▶ _Texto de la página_

Blog de divulgación marxista

Tercera Escuela del Ciclo de Filosofía Marxista

29 de noviembre de 2020 | lorf
Tercera Escuela del Ciclo de Filosofía Marxista


18 de diciembre de 2020

 

Título: La dialéctica: una herramienta revolucionaria

Se trata de una escuela telemática a través de Skype, cuenta con un completo dossier y tiene una matrícula de 6 € (el dossier con las asignaturas y opcionalmente material adicional se adjuntará via e-mail).

La escuela se imparte el viernes 18 de Diciembre de 19:30 a 21:30 y el sábado 19 de Diciembre de 17:30 a 21:30.

Los interesados contactar con lorf@yalodeciacarlos.es facilitando su identificador de skype, el pago se puede hacer por paypal (se indicará la cuenta en la respuesta a la solicitud). También pueden contactar los interesados en conectarse un rato para ver de que va y así pensarse en matricularse a la próxima ya que se realizan todos los meses.

El conocimiento es poder. Disponer qué se puede conocer y transformar, y qué no se puede conocer porque no se debe cambiar, es poder, y ha estado en el centro de todas las batallas que han recorrido la historia de la filosofía.

La Iglesia persiguió a Galileo porque el conocimiento cientifico sobre el universo, que excluía la necesidad de Dios, atentaba contra los mismos fundamentos del poder feudal. Y la burguesía niega que la historia y las sociedades humanas puedan conocerse de forma científica, y desprecia al marxismo, calificándolo de “dogmático” e incluso de “prepotente” por pretenderlo... porque ese conocimiento anuncia que su dominio de clase tiene fecha de caducidad.

▶ _Qué hacer_
[1] Según el texto sobre la escuela de filosofía marxista, ¿cuánto cuesta la matrícula?
[2] Sigue escribiendo el texto sobre la escuela de filosofía marxista a partir de donde termina.

▶ _Datos de comprensión de documentos_
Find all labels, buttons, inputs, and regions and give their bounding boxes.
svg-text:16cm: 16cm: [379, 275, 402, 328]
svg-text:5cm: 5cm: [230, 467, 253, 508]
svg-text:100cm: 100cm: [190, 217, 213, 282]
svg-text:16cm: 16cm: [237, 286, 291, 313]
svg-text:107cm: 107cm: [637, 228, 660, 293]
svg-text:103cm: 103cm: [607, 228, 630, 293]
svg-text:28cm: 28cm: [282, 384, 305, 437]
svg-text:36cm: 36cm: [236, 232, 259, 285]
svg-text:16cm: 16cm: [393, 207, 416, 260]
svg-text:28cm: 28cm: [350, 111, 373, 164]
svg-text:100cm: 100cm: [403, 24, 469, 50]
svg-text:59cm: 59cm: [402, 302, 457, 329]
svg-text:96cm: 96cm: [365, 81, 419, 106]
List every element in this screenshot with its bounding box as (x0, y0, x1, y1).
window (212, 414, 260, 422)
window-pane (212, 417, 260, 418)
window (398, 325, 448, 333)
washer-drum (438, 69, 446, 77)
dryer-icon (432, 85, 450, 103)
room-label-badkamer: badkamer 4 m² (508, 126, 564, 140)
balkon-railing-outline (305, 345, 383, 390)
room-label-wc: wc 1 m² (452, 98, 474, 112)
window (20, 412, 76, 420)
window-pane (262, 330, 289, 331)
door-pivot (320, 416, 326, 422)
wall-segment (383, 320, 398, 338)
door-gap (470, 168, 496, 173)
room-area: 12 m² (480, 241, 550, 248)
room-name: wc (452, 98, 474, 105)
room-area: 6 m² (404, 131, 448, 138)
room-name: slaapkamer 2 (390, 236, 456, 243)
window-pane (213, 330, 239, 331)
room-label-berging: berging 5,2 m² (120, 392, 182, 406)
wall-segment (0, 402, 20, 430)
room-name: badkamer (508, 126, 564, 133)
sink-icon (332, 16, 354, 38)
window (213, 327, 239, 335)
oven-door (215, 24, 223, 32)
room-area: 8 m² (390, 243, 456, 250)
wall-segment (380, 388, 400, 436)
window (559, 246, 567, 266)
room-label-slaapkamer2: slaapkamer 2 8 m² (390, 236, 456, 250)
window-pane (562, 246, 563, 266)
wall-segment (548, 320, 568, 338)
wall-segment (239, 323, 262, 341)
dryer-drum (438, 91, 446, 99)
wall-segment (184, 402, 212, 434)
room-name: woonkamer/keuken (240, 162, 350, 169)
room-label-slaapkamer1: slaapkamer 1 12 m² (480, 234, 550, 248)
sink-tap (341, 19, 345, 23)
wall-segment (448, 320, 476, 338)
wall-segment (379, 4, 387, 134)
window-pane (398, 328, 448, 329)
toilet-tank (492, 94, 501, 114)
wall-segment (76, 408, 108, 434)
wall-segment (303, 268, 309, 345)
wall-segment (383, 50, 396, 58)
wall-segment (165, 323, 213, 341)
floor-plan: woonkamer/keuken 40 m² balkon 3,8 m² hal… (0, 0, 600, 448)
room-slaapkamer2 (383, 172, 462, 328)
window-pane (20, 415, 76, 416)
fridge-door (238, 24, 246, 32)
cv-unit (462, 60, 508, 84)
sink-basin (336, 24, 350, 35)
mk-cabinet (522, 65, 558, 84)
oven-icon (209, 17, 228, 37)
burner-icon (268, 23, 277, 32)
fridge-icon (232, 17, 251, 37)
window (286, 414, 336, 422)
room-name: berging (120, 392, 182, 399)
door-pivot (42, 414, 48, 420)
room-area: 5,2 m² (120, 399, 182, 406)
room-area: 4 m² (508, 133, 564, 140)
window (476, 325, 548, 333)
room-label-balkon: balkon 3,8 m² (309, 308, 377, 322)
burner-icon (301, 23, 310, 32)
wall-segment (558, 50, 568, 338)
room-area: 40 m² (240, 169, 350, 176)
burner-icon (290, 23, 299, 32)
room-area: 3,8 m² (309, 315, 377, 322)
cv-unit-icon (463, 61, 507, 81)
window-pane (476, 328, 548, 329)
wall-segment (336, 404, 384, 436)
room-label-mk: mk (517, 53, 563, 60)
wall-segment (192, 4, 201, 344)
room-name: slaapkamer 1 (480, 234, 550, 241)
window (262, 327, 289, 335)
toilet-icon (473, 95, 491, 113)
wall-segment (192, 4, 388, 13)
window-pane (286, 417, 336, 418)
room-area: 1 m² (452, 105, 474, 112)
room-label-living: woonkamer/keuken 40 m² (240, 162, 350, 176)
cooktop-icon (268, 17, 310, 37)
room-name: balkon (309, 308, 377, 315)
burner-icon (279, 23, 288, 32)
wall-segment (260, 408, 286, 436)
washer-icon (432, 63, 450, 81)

▶ _Resultados por tarea_
[1] 6 €.

[2]
Esta es la primera línea de demarcación que determina el carácter revolucionario o reaccionario de una filosofía. Todas las clases dominantes han defendido el idealismo, bajo las formas de la religión o de la Razón, concebida casi como un atributo divino, para imponer que “su mundo” era el único posible, y que no existía la posibilidad de cambiarlo. Mientras que el marxismo toma una posición radical y consecuente por el materialismo, porque defiende “cambiar el mundo de base”, y con ello coloca a la humanidad “en el límite del conocimiento”, en disposición de ampliar sin límites la capacidad de conocer y transformar la realidad.

Pero, con ser la principal. la que enfrenta materialismo e idealismo, no es la única división que deslinda los campos en filosofía. Hay que contestar otra pregunta: ¿cómo se mueve la realidad? O lo que es lo mismo: ¿cómo podemos cambiarla? La respuesta que se de a estas preguntas vuelve a tener una decisiva importancia práctica.

La metafísica contesta que las cosas existen aisladas unas de otras, estáticas, eternamente inmutables y unilaterales. Esta es la respuesta que han dado históricamente todas las clases explotadoras. Parménides, representando la posición de la aristocracia esclavista, afirmaba que “el Ser es inmóvil y perfecto”, el pensamiento feudal afirmaba que el mundo debía permanecer tal y como Dios lo había dispuesto, y la burguesía concibe su mundo como la culminación lógica de la historia, incuso algunos de sus filósofos han intentado convencernos de que su dominio representa “el fin de la historia”.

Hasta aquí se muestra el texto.